DIRECTIONS FOR THIS TASK —
Set down, word for word, the stretch of lines from the one containing "Convert this document image to plain text." to the end of the records below.

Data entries
>>

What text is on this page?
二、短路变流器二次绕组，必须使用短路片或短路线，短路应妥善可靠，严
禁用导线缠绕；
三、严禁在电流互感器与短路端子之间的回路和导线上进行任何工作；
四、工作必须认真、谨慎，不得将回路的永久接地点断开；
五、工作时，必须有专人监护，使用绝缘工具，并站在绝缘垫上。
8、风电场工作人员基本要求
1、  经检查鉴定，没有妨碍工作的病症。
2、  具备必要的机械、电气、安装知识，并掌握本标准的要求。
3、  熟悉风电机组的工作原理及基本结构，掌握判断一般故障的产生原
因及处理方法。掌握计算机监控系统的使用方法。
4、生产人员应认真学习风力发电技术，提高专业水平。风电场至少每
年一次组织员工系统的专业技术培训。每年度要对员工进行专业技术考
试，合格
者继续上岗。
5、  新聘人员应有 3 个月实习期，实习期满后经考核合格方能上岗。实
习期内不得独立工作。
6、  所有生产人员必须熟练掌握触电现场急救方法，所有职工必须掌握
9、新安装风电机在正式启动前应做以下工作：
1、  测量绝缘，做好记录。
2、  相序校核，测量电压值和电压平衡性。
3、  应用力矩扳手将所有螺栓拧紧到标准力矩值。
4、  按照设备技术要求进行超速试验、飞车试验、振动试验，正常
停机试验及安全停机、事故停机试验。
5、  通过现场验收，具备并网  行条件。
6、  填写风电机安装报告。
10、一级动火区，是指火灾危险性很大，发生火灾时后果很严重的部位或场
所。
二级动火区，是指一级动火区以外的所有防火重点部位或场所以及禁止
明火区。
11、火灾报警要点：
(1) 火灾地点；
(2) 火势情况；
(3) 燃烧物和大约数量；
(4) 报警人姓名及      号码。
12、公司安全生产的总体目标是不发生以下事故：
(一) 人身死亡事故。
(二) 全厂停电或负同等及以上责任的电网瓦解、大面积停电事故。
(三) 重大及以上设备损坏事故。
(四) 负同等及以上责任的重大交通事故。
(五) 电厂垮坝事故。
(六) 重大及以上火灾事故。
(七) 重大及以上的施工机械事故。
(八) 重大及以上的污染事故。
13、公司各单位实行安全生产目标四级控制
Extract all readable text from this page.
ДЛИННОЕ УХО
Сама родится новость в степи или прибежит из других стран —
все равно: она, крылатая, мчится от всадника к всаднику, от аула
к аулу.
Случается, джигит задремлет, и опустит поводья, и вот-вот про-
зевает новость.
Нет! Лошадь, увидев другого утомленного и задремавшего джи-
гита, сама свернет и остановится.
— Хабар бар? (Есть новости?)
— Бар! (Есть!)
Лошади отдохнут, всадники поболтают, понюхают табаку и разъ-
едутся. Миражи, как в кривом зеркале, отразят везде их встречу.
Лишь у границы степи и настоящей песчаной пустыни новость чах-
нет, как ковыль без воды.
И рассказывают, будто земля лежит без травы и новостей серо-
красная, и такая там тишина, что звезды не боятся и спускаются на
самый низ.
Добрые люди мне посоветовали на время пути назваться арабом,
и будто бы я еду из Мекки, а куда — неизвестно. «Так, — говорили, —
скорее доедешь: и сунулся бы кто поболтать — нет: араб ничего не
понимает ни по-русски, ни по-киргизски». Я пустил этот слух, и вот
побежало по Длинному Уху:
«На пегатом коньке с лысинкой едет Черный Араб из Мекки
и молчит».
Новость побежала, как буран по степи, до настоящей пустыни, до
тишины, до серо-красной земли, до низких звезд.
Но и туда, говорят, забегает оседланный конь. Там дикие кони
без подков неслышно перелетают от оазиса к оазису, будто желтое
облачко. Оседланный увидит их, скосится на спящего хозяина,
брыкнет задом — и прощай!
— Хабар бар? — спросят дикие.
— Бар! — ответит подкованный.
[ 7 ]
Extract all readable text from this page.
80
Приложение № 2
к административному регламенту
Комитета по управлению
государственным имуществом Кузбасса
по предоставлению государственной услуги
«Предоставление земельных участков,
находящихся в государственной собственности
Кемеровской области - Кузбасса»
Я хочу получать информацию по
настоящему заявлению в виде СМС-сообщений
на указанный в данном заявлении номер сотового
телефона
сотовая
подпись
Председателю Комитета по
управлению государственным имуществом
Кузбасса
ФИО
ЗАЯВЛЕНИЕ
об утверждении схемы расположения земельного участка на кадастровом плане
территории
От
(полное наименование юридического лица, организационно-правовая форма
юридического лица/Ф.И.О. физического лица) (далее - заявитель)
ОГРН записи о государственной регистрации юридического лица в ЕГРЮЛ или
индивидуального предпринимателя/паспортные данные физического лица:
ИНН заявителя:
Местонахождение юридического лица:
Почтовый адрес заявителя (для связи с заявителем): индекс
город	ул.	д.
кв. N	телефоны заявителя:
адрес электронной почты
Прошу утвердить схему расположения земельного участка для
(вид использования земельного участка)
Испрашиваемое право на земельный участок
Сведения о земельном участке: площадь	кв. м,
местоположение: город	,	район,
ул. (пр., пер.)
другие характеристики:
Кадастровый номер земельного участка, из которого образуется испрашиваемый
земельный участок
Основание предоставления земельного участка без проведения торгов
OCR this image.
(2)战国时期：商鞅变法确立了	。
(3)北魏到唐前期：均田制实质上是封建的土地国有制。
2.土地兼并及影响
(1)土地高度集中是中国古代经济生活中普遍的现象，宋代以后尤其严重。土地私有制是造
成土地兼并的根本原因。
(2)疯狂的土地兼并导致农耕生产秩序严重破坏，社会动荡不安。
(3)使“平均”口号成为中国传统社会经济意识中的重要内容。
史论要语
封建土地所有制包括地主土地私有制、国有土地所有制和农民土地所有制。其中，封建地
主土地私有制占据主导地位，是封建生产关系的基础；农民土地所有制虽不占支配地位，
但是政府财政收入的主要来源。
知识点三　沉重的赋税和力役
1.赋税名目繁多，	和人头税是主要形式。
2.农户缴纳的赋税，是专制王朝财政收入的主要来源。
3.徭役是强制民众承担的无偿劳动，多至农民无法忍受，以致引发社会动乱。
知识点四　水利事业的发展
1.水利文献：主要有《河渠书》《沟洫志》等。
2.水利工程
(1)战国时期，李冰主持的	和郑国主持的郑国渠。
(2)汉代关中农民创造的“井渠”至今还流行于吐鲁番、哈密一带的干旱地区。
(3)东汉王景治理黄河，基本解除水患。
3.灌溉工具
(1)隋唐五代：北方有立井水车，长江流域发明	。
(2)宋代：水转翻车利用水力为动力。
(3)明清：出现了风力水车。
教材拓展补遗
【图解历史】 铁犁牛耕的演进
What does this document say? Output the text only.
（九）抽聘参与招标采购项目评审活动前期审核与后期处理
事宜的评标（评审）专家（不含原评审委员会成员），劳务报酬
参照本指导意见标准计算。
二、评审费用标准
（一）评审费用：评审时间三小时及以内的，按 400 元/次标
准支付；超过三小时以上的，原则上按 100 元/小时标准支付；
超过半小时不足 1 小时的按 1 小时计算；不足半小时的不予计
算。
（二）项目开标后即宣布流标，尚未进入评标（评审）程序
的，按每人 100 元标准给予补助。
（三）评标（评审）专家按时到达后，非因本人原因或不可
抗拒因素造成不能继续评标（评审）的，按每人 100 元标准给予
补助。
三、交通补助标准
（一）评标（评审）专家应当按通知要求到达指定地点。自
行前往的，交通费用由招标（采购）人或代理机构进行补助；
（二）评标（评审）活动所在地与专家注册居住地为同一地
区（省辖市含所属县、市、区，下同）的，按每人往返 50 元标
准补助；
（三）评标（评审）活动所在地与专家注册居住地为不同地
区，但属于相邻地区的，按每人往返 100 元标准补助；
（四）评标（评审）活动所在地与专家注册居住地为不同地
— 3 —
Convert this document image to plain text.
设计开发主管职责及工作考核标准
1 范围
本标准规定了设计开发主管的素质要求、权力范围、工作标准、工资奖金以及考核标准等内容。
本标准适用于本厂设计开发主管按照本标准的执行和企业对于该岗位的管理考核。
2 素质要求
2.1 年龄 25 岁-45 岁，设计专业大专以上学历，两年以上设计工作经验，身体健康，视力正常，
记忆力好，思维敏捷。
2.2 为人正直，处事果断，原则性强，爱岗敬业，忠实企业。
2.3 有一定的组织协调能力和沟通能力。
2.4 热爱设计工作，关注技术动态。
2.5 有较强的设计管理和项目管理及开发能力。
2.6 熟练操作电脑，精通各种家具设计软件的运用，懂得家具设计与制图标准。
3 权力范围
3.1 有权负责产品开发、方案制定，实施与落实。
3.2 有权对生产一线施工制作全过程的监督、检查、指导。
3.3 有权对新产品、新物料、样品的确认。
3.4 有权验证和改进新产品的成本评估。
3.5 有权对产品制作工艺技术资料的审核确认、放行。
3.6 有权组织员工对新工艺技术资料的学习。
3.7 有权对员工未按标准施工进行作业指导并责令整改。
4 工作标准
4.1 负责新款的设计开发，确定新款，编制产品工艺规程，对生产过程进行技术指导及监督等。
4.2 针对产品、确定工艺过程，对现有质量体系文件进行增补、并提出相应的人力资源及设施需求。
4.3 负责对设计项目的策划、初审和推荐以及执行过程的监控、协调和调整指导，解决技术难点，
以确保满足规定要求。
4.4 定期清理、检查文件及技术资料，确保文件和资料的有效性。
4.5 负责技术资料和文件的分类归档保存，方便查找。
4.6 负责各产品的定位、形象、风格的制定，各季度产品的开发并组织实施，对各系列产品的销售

<<

WRITTEN RESPONSE —
Convert this document image to plain text.
设计开发主管职责及工作考核标准
1 范围
本标准规定了设计开发主管的素质要求、权力范围、工作标准、工资奖金以及考核标准等内容。
本标准适用于本厂设计开发主管按照本标准的执行和企业对于该岗位的管理考核。
2 素质要求
2.1 年龄 25 岁-45 岁，设计专业大专以上学历，两年以上设计工作经验，身体健康，视力正常，
记忆力好，思维敏捷。
2.2 为人正直，处事果断，原则性强，爱岗敬业，忠实企业。
2.3 有一定的组织协调能力和沟通能力。
2.4 热爱设计工作，关注技术动态。
2.5 有较强的设计管理和项目管理及开发能力。
2.6 熟练操作电脑，精通各种家具设计软件的运用，懂得家具设计与制图标准。
3 权力范围
3.1 有权负责产品开发、方案制定，实施与落实。
3.2 有权对生产一线施工制作全过程的监督、检查、指导。
3.3 有权对新产品、新物料、样品的确认。
3.4 有权验证和改进新产品的成本评估。
3.5 有权对产品制作工艺技术资料的审核确认、放行。
3.6 有权组织员工对新工艺技术资料的学习。
3.7 有权对员工未按标准施工进行作业指导并责令整改。
4 工作标准
4.1 负责新款的设计开发，确定新款，编制产品工艺规程，对生产过程进行技术指导及监督等。
4.2 针对产品、确定工艺过程，对现有质量体系文件进行增补、并提出相应的人力资源及设施需求。
4.3 负责对设计项目的策划、初审和推荐以及执行过程的监控、协调和调整指导，解决技术难点，
以确保满足规定要求。
4.4 定期清理、检查文件及技术资料，确保文件和资料的有效性。
4.5 负责技术资料和文件的分类归档保存，方便查找。
4.6 负责各产品的定位、形象、风格的制定，各季度产品的开发并组织实施，对各系列产品的销售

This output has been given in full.